_GOAL_
Return all of the entries exactly as written.

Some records
***

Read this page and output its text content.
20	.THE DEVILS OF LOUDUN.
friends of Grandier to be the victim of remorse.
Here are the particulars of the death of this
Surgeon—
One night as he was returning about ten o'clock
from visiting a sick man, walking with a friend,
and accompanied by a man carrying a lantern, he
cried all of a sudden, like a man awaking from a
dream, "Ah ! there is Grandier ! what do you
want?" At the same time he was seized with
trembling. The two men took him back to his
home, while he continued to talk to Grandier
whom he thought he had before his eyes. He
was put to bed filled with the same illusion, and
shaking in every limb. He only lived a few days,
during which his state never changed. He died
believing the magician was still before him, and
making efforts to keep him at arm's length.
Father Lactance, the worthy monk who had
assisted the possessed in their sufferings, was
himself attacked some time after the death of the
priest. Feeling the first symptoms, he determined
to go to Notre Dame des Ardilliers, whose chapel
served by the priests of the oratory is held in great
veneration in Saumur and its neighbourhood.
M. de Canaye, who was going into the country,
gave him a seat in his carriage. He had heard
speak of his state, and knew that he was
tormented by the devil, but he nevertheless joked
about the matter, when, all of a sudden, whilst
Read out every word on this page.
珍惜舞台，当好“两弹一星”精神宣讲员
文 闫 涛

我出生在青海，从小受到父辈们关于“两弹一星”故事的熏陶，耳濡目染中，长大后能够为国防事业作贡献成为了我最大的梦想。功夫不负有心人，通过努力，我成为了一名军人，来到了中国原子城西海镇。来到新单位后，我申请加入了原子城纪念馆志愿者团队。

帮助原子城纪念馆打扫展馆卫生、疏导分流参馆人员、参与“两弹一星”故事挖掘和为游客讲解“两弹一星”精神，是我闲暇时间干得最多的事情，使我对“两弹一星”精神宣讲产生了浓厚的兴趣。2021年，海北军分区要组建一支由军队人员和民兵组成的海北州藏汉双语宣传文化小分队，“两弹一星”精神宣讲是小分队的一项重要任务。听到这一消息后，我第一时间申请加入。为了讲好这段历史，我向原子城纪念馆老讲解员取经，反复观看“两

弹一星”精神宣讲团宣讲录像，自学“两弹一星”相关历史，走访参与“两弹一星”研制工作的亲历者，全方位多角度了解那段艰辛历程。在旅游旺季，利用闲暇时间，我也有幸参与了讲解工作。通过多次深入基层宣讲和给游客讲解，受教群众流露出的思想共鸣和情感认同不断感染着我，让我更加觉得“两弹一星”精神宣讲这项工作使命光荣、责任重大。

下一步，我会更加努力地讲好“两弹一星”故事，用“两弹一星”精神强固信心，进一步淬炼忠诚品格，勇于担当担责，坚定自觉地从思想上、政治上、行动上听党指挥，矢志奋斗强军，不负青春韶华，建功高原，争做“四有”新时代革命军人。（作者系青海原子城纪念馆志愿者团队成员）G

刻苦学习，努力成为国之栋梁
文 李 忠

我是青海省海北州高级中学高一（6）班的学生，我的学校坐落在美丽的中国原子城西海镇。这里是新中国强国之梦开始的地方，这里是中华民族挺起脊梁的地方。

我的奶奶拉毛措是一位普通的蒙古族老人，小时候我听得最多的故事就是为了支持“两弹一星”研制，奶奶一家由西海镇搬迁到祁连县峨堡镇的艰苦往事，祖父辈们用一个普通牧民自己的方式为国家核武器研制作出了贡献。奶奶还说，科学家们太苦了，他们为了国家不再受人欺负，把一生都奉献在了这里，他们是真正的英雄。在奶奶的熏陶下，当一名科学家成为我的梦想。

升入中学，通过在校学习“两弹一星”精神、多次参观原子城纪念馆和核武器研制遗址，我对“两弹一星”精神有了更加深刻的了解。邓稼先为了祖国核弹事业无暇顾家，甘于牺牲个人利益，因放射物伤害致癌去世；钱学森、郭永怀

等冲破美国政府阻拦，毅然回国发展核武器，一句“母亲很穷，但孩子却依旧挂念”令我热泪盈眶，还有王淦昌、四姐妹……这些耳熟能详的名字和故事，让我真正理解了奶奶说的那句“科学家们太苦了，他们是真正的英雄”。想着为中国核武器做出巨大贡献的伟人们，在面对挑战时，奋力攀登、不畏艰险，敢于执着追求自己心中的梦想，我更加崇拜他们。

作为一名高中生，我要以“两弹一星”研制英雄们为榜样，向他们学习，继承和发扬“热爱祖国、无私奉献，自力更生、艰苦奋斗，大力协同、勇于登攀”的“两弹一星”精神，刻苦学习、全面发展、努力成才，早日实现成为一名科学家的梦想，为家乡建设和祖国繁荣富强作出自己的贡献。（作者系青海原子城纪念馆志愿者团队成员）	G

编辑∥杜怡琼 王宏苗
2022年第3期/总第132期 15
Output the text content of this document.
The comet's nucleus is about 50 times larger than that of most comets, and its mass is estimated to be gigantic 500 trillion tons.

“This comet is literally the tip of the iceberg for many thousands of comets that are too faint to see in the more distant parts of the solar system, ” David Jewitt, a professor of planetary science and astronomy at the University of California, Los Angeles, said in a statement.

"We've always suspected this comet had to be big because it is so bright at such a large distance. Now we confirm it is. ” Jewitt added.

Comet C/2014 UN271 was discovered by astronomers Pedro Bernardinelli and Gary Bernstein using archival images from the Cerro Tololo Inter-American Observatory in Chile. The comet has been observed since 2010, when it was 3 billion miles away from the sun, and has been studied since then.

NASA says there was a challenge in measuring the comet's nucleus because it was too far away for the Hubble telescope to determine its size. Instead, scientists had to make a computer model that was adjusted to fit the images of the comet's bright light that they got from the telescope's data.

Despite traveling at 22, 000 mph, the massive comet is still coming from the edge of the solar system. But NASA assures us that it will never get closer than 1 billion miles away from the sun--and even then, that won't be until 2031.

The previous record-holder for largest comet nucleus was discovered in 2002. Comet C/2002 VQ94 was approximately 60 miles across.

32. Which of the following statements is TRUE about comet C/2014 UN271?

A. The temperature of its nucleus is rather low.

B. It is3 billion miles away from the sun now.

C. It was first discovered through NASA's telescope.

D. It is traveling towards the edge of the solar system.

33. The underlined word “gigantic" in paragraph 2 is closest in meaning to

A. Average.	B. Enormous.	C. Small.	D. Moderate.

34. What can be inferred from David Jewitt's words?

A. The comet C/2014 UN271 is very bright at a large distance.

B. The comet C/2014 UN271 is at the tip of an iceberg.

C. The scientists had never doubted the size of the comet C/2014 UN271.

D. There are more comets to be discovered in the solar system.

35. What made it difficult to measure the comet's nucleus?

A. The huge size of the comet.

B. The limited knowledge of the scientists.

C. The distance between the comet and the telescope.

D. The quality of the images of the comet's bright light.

***

_EXERCISE ANSWER_
Read this page and output its text content.
20	.THE DEVILS OF LOUDUN.
friends of Grandier to be the victim of remorse.
Here are the particulars of the death of this
Surgeon—
One night as he was returning about ten o'clock
from visiting a sick man, walking with a friend,
and accompanied by a man carrying a lantern, he
cried all of a sudden, like a man awaking from a
dream, "Ah ! there is Grandier ! what do you
want?" At the same time he was seized with
trembling. The two men took him back to his
home, while he continued to talk to Grandier
whom he thought he had before his eyes. He
was put to bed filled with the same illusion, and
shaking in every limb. He only lived a few days,
during which his state never changed. He died
believing the magician was still before him, and
making efforts to keep him at arm's length.
Father Lactance, the worthy monk who had
assisted the possessed in their sufferings, was
himself attacked some time after the death of the
priest. Feeling the first symptoms, he determined
to go to Notre Dame des Ardilliers, whose chapel
served by the priests of the oratory is held in great
veneration in Saumur and its neighbourhood.
M. de Canaye, who was going into the country,
gave him a seat in his carriage. He had heard
speak of his state, and knew that he was
tormented by the devil, but he nevertheless joked
about the matter, when, all of a sudden, whilst
Read out every word on this page.
珍惜舞台，当好“两弹一星”精神宣讲员
文 闫 涛

我出生在青海，从小受到父辈们关于“两弹一星”故事的熏陶，耳濡目染中，长大后能够为国防事业作贡献成为了我最大的梦想。功夫不负有心人，通过努力，我成为了一名军人，来到了中国原子城西海镇。来到新单位后，我申请加入了原子城纪念馆志愿者团队。

帮助原子城纪念馆打扫展馆卫生、疏导分流参馆人员、参与“两弹一星”故事挖掘和为游客讲解“两弹一星”精神，是我闲暇时间干得最多的事情，使我对“两弹一星”精神宣讲产生了浓厚的兴趣。2021年，海北军分区要组建一支由军队人员和民兵组成的海北州藏汉双语宣传文化小分队，“两弹一星”精神宣讲是小分队的一项重要任务。听到这一消息后，我第一时间申请加入。为了讲好这段历史，我向原子城纪念馆老讲解员取经，反复观看“两

弹一星”精神宣讲团宣讲录像，自学“两弹一星”相关历史，走访参与“两弹一星”研制工作的亲历者，全方位多角度了解那段艰辛历程。在旅游旺季，利用闲暇时间，我也有幸参与了讲解工作。通过多次深入基层宣讲和给游客讲解，受教群众流露出的思想共鸣和情感认同不断感染着我，让我更加觉得“两弹一星”精神宣讲这项工作使命光荣、责任重大。

下一步，我会更加努力地讲好“两弹一星”故事，用“两弹一星”精神强固信心，进一步淬炼忠诚品格，勇于担当担责，坚定自觉地从思想上、政治上、行动上听党指挥，矢志奋斗强军，不负青春韶华，建功高原，争做“四有”新时代革命军人。（作者系青海原子城纪念馆志愿者团队成员）G

刻苦学习，努力成为国之栋梁
文 李 忠

我是青海省海北州高级中学高一（6）班的学生，我的学校坐落在美丽的中国原子城西海镇。这里是新中国强国之梦开始的地方，这里是中华民族挺起脊梁的地方。

我的奶奶拉毛措是一位普通的蒙古族老人，小时候我听得最多的故事就是为了支持“两弹一星”研制，奶奶一家由西海镇搬迁到祁连县峨堡镇的艰苦往事，祖父辈们用一个普通牧民自己的方式为国家核武器研制作出了贡献。奶奶还说，科学家们太苦了，他们为了国家不再受人欺负，把一生都奉献在了这里，他们是真正的英雄。在奶奶的熏陶下，当一名科学家成为我的梦想。

升入中学，通过在校学习“两弹一星”精神、多次参观原子城纪念馆和核武器研制遗址，我对“两弹一星”精神有了更加深刻的了解。邓稼先为了祖国核弹事业无暇顾家，甘于牺牲个人利益，因放射物伤害致癌去世；钱学森、郭永怀

等冲破美国政府阻拦，毅然回国发展核武器，一句“母亲很穷，但孩子却依旧挂念”令我热泪盈眶，还有王淦昌、四姐妹……这些耳熟能详的名字和故事，让我真正理解了奶奶说的那句“科学家们太苦了，他们是真正的英雄”。想着为中国核武器做出巨大贡献的伟人们，在面对挑战时，奋力攀登、不畏艰险，敢于执着追求自己心中的梦想，我更加崇拜他们。

作为一名高中生，我要以“两弹一星”研制英雄们为榜样，向他们学习，继承和发扬“热爱祖国、无私奉献，自力更生、艰苦奋斗，大力协同、勇于登攀”的“两弹一星”精神，刻苦学习、全面发展、努力成才，早日实现成为一名科学家的梦想，为家乡建设和祖国繁荣富强作出自己的贡献。（作者系青海原子城纪念馆志愿者团队成员）	G

编辑∥杜怡琼 王宏苗
2022年第3期/总第132期 15
Output the text content of this document.
The comet's nucleus is about 50 times larger than that of most comets, and its mass is estimated to be gigantic 500 trillion tons.

“This comet is literally the tip of the iceberg for many thousands of comets that are too faint to see in the more distant parts of the solar system, ” David Jewitt, a professor of planetary science and astronomy at the University of California, Los Angeles, said in a statement.

"We've always suspected this comet had to be big because it is so bright at such a large distance. Now we confirm it is. ” Jewitt added.

Comet C/2014 UN271 was discovered by astronomers Pedro Bernardinelli and Gary Bernstein using archival images from the Cerro Tololo Inter-American Observatory in Chile. The comet has been observed since 2010, when it was 3 billion miles away from the sun, and has been studied since then.

NASA says there was a challenge in measuring the comet's nucleus because it was too far away for the Hubble telescope to determine its size. Instead, scientists had to make a computer model that was adjusted to fit the images of the comet's bright light that they got from the telescope's data.

Despite traveling at 22, 000 mph, the massive comet is still coming from the edge of the solar system. But NASA assures us that it will never get closer than 1 billion miles away from the sun--and even then, that won't be until 2031.

The previous record-holder for largest comet nucleus was discovered in 2002. Comet C/2002 VQ94 was approximately 60 miles across.

32. Which of the following statements is TRUE about comet C/2014 UN271?

A. The temperature of its nucleus is rather low.

B. It is3 billion miles away from the sun now.

C. It was first discovered through NASA's telescope.

D. It is traveling towards the edge of the solar system.

33. The underlined word “gigantic" in paragraph 2 is closest in meaning to

A. Average.	B. Enormous.	C. Small.	D. Moderate.

34. What can be inferred from David Jewitt's words?

A. The comet C/2014 UN271 is very bright at a large distance.

B. The comet C/2014 UN271 is at the tip of an iceberg.

C. The scientists had never doubted the size of the comet C/2014 UN271.

D. There are more comets to be discovered in the solar system.

35. What made it difficult to measure the comet's nucleus?

A. The huge size of the comet.

B. The limited knowledge of the scientists.

C. The distance between the comet and the telescope.

D. The quality of the images of the comet's bright light.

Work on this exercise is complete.